EXTRACTED INFORMATION -
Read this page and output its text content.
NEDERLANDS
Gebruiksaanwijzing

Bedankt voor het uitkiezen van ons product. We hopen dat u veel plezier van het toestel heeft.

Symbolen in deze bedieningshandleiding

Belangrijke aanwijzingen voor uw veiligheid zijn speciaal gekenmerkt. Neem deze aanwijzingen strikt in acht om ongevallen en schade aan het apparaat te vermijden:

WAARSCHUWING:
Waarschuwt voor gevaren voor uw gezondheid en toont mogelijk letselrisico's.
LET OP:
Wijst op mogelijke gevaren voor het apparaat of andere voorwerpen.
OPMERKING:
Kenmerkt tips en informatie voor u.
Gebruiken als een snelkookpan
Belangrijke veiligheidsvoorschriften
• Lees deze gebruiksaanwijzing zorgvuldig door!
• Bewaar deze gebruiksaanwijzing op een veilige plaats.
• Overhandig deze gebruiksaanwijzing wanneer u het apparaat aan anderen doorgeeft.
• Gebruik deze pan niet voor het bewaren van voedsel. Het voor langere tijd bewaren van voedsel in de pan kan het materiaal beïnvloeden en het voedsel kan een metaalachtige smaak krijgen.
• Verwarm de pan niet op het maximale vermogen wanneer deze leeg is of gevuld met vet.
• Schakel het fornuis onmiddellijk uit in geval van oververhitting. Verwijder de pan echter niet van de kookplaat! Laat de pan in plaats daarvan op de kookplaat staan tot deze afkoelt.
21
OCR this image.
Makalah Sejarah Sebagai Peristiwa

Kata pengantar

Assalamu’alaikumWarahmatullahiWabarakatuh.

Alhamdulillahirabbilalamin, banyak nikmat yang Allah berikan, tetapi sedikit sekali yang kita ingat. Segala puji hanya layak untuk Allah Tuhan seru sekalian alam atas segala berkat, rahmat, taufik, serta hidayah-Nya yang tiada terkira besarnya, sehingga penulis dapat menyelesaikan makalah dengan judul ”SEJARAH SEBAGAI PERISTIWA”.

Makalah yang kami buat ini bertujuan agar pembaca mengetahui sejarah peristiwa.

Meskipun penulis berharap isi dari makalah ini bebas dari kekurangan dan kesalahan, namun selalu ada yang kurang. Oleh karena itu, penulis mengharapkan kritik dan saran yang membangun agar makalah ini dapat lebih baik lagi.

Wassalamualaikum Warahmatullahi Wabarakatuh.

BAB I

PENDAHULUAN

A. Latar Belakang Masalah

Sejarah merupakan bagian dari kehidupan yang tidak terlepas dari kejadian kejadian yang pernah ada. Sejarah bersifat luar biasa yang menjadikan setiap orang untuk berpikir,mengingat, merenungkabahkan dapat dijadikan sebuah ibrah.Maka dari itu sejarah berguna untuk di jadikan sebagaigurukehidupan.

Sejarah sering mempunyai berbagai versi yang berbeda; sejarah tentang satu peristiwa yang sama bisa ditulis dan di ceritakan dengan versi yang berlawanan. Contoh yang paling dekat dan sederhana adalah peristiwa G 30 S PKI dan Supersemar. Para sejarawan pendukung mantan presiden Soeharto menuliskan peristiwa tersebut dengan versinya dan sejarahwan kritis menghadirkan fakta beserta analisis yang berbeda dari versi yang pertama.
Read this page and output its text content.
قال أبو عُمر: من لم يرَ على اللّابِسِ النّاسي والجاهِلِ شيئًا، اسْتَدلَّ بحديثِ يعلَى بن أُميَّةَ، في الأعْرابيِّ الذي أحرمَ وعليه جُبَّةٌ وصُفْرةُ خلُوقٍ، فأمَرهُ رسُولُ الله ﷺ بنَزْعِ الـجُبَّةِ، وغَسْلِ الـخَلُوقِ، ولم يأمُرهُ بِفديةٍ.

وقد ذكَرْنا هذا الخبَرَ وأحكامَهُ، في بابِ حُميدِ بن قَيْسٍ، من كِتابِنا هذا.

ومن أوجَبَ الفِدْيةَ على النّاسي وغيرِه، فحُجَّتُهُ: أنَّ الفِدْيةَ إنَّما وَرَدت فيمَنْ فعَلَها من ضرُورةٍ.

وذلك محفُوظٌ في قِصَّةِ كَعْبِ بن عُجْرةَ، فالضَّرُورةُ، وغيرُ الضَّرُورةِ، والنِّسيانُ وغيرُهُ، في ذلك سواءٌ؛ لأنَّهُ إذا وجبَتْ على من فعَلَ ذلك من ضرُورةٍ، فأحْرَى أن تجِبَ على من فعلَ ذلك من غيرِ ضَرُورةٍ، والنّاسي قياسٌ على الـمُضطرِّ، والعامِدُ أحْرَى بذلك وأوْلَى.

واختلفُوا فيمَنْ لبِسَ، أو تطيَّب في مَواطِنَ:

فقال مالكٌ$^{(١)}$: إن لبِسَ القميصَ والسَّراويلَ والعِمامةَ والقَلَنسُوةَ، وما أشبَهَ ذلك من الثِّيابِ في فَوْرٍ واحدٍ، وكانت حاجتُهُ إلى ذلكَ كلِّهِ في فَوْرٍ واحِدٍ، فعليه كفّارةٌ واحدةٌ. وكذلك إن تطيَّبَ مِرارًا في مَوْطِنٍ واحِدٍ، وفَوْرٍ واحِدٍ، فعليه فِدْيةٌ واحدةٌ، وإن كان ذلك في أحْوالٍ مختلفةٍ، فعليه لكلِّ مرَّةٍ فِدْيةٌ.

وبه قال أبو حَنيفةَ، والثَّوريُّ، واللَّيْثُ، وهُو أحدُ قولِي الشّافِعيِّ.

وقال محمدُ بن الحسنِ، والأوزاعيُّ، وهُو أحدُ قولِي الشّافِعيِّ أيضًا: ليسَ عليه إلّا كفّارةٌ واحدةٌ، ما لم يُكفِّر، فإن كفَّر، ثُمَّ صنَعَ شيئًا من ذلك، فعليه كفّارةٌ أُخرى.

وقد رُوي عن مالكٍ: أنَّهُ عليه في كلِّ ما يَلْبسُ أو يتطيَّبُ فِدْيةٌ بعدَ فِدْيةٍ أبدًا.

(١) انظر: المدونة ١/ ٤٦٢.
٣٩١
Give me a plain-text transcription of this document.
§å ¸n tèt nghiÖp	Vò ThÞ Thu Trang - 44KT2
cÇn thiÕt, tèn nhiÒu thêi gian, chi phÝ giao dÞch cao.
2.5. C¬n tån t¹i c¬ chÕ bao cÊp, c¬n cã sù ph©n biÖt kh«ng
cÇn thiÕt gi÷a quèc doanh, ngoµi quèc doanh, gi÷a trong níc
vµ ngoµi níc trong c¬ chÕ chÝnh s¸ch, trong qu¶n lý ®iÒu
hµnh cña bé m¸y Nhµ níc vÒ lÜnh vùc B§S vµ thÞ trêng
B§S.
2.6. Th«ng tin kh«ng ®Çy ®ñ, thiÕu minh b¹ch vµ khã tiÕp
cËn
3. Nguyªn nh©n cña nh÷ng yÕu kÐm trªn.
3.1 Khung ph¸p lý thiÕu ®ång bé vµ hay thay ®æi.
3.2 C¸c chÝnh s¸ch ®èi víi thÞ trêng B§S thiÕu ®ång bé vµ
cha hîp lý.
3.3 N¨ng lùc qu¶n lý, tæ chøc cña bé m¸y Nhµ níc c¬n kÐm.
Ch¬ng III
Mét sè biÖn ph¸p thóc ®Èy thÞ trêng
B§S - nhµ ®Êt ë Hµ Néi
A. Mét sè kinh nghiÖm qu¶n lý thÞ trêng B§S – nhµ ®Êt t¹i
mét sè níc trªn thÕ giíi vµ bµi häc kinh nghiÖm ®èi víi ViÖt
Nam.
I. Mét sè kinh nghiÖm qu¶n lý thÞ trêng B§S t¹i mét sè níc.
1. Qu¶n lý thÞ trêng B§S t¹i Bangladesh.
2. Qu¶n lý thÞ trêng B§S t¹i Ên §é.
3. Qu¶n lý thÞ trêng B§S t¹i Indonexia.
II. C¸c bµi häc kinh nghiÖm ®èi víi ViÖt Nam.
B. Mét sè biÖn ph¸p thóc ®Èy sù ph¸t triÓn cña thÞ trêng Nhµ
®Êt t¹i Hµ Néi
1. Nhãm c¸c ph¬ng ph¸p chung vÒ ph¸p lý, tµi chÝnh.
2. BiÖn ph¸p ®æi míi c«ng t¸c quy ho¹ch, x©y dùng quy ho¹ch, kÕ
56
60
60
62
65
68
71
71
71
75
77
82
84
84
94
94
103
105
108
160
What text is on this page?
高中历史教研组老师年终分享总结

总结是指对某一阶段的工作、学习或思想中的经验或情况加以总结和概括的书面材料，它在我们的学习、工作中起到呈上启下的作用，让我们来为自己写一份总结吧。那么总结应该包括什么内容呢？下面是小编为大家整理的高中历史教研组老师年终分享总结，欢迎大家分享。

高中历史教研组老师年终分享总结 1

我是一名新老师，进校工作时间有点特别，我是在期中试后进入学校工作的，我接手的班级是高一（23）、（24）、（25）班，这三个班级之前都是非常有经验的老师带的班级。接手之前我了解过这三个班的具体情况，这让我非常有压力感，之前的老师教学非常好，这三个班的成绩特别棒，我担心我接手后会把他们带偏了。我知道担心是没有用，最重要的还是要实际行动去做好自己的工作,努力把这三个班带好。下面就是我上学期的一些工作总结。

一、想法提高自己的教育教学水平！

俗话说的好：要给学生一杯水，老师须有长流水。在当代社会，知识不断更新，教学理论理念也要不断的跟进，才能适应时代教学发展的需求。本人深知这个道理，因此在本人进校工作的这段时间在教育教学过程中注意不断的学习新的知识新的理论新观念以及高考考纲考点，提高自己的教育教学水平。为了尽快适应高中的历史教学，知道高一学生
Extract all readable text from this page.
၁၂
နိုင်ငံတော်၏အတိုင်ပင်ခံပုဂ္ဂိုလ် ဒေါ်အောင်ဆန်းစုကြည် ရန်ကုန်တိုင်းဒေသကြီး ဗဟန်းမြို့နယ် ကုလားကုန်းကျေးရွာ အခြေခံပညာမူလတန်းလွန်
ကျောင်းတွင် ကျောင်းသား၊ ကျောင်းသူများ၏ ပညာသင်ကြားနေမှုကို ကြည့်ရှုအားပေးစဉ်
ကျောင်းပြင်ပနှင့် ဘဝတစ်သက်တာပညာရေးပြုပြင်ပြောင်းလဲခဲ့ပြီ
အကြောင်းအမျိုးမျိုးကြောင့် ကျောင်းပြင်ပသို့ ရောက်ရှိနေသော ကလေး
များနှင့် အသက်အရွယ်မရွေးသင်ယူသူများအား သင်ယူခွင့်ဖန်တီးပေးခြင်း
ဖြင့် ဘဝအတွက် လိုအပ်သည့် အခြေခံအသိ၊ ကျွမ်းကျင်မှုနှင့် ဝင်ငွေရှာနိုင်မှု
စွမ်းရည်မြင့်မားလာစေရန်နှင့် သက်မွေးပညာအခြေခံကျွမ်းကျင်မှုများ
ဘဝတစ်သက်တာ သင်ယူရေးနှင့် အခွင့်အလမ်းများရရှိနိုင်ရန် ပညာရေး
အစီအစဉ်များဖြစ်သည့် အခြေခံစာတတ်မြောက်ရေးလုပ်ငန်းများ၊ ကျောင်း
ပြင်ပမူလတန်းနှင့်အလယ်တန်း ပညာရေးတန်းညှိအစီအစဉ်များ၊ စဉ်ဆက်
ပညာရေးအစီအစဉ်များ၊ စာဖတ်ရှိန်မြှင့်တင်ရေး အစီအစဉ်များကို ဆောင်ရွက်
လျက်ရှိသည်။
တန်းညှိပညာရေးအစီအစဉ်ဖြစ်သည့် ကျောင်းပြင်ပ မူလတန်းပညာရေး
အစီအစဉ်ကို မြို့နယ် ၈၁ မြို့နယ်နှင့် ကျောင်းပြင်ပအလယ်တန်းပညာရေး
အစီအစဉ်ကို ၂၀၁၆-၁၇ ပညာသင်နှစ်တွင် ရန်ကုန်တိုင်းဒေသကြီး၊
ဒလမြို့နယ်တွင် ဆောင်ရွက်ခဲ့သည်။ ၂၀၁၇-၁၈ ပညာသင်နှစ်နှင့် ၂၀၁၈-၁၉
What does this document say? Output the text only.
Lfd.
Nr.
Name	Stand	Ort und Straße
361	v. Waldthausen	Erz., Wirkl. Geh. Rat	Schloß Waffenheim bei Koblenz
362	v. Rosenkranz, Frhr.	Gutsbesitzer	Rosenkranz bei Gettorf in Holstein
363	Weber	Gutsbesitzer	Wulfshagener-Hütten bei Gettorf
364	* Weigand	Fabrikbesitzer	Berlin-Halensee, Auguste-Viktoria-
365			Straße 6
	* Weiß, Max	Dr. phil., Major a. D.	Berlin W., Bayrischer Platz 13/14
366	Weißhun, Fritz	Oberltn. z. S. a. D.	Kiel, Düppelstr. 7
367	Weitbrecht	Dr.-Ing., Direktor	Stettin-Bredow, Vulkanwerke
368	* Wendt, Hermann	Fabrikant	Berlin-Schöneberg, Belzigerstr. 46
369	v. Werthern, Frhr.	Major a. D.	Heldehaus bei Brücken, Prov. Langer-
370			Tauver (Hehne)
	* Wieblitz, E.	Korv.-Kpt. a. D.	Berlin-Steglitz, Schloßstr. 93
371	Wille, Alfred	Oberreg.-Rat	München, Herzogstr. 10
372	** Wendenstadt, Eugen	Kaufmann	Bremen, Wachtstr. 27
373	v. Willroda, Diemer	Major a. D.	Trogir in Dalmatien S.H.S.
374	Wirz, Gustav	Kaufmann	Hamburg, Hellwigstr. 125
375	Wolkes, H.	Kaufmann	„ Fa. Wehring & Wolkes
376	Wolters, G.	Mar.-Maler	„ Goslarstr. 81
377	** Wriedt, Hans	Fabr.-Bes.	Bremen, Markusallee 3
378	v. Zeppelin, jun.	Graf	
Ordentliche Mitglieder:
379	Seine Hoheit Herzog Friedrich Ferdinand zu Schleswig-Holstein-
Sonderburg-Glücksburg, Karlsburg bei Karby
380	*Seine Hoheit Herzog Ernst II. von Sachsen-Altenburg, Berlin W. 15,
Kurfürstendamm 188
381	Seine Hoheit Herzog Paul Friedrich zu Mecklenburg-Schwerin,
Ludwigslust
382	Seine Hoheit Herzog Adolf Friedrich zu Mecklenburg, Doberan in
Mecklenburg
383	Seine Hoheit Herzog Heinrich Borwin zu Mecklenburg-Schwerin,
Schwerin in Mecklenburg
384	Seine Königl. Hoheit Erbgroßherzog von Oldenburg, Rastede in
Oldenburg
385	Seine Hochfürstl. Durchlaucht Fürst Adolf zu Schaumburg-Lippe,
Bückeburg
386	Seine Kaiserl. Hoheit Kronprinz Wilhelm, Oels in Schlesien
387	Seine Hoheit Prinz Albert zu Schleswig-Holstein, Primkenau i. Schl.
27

EXERCISE DESCRIPTION -
From the records above, pull out every line containing the word "ဘဝတစ".

PROBLEM SOLUTION -
ကျောင်းပြင်ပနှင့် ဘဝတစ်သက်တာပညာရေးပြုပြင်ပြောင်းလဲခဲ့ပြီ
ဘဝတစ်သက်တာ သင်ယူရေးနှင့် အခွင့်အလမ်းများရရှိနိုင်ရန် ပညာရေး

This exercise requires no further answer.